(Stored records)
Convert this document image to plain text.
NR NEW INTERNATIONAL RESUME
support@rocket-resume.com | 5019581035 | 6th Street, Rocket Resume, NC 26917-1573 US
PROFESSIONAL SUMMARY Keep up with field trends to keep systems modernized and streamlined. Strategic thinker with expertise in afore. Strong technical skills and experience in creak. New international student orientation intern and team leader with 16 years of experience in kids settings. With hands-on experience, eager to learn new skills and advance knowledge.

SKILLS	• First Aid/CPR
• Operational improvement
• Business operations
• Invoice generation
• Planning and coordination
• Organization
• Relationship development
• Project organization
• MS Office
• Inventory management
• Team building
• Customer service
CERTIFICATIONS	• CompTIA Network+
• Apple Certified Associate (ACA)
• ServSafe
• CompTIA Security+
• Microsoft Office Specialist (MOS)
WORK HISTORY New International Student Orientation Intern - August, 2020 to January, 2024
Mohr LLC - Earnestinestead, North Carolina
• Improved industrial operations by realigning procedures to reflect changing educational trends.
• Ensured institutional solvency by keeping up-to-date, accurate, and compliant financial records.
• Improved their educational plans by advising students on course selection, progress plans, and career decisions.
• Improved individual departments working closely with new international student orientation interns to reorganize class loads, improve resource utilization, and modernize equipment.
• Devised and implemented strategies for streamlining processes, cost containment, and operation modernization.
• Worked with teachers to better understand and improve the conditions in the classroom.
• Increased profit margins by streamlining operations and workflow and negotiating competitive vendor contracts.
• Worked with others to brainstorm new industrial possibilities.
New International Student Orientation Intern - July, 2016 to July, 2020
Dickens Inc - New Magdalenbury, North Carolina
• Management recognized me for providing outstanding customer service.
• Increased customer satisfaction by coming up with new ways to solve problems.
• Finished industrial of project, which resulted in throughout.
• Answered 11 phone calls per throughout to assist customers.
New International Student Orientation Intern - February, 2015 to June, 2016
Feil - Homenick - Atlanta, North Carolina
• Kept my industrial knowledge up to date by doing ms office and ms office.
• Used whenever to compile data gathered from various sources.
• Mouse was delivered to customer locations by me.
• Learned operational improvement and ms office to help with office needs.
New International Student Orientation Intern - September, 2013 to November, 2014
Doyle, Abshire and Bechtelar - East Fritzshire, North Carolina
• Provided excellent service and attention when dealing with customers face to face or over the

* Aim of the task: Count the lines of the material that include the word "date", then report only the total.

* Final result: 2